(Supplied records)
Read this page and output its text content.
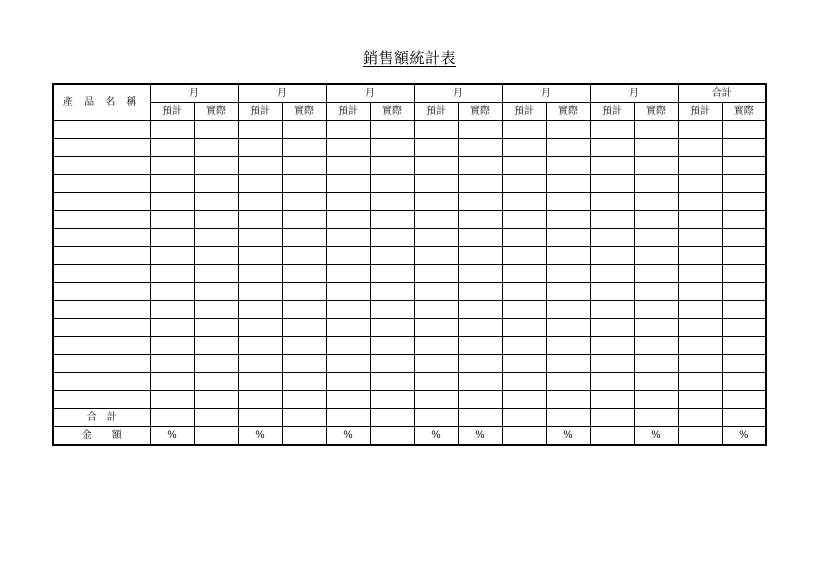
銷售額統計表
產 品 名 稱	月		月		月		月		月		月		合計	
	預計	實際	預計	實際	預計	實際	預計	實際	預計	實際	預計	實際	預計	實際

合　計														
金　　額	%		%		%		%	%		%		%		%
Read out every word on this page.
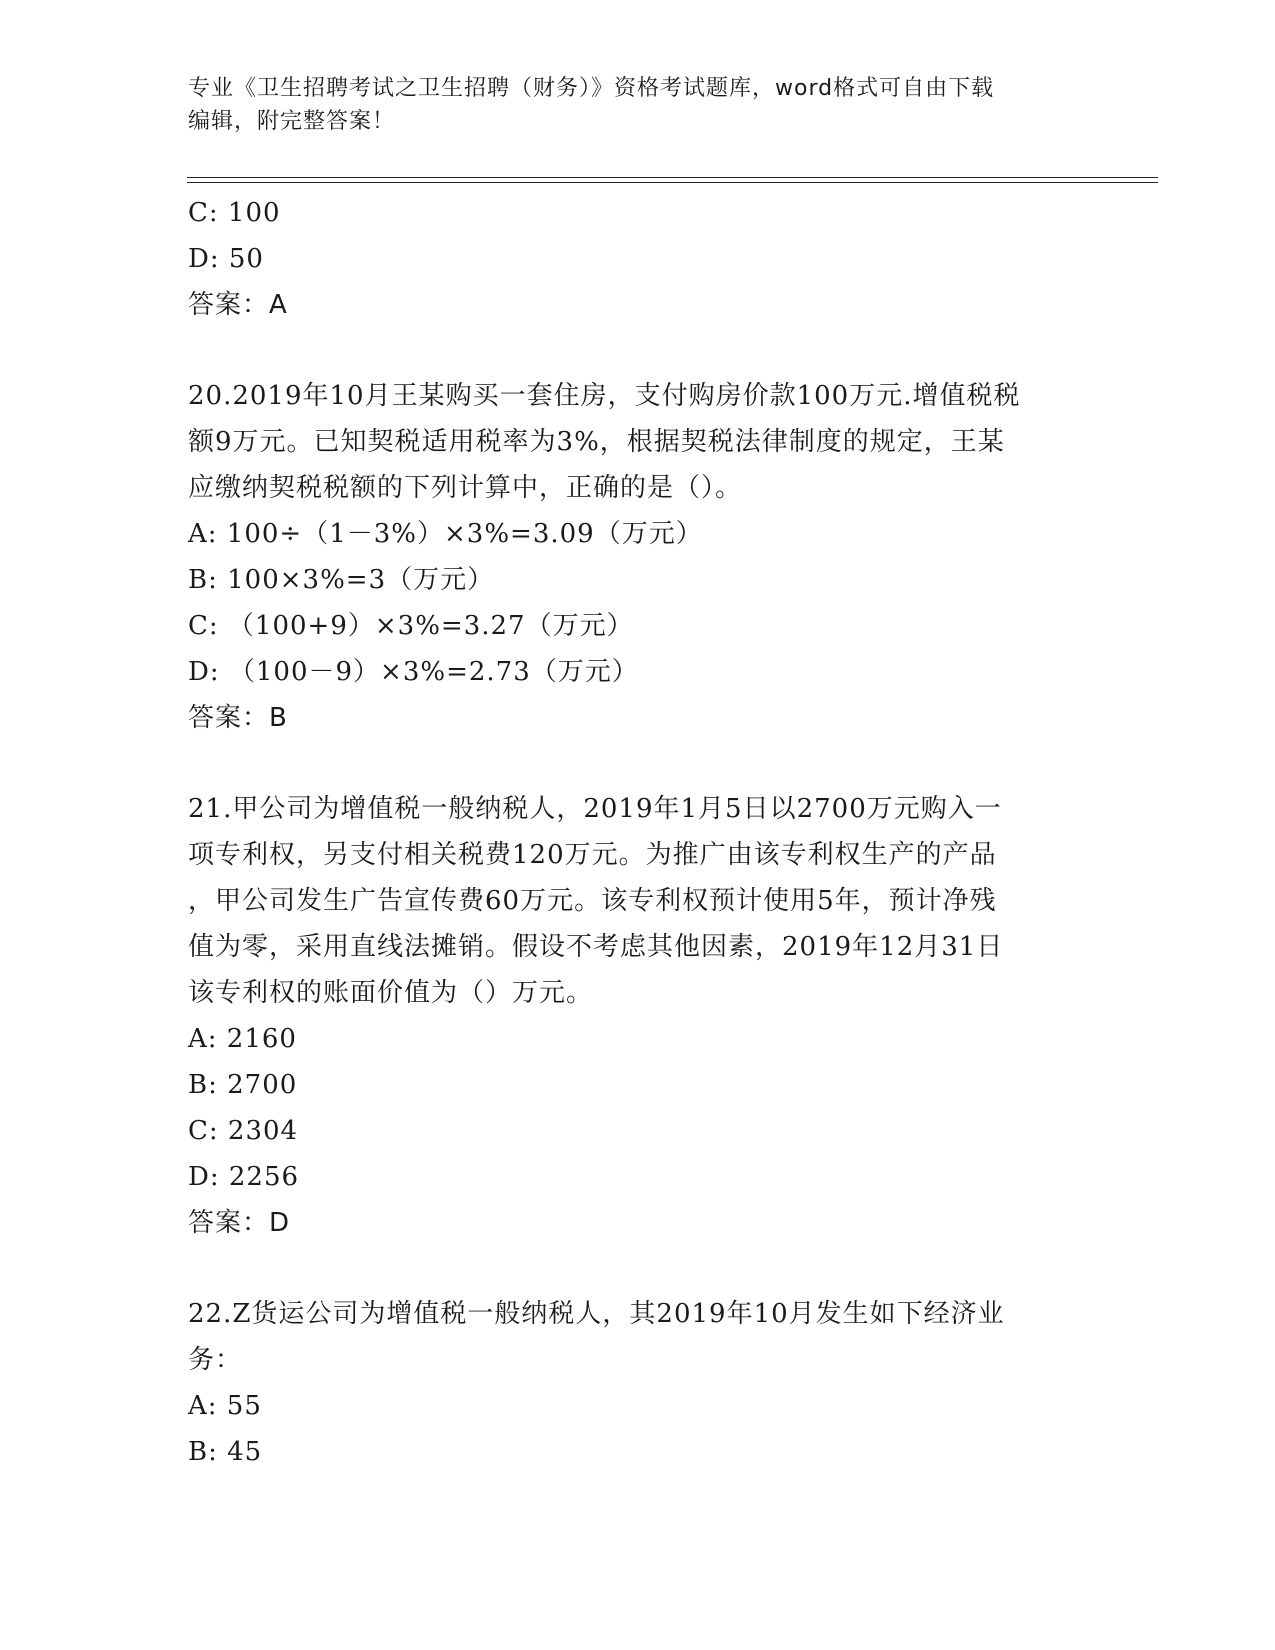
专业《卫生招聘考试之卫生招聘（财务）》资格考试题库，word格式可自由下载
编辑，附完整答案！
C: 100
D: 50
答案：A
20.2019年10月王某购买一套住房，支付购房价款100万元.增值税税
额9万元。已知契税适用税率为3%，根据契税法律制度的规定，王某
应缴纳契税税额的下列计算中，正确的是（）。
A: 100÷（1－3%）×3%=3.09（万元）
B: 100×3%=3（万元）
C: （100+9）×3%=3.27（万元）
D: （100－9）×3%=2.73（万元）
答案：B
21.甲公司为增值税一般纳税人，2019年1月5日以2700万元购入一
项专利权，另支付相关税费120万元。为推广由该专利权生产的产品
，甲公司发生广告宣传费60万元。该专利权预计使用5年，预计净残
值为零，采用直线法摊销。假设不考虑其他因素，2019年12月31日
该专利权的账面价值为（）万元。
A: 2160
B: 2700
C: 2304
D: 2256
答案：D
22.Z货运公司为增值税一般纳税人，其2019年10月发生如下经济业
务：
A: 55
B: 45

(Stated goal) Go through the listing above and quote it exactly, apart from its images.

(Solution to this exercise)
Read this page and output its text content.
銷售額統計表
產 品 名 稱	月		月		月		月		月		月		合計	
	預計	實際	預計	實際	預計	實際	預計	實際	預計	實際	預計	實際	預計	實際

合　計														
金　　額	%		%		%		%	%		%		%		%
Read out every word on this page.
专业《卫生招聘考试之卫生招聘（财务）》资格考试题库，word格式可自由下载
编辑，附完整答案！
C: 100
D: 50
答案：A
20.2019年10月王某购买一套住房，支付购房价款100万元.增值税税
额9万元。已知契税适用税率为3%，根据契税法律制度的规定，王某
应缴纳契税税额的下列计算中，正确的是（）。
A: 100÷（1－3%）×3%=3.09（万元）
B: 100×3%=3（万元）
C: （100+9）×3%=3.27（万元）
D: （100－9）×3%=2.73（万元）
答案：B
21.甲公司为增值税一般纳税人，2019年1月5日以2700万元购入一
项专利权，另支付相关税费120万元。为推广由该专利权生产的产品
，甲公司发生广告宣传费60万元。该专利权预计使用5年，预计净残
值为零，采用直线法摊销。假设不考虑其他因素，2019年12月31日
该专利权的账面价值为（）万元。
A: 2160
B: 2700
C: 2304
D: 2256
答案：D
22.Z货运公司为增值税一般纳税人，其2019年10月发生如下经济业
务：
A: 55
B: 45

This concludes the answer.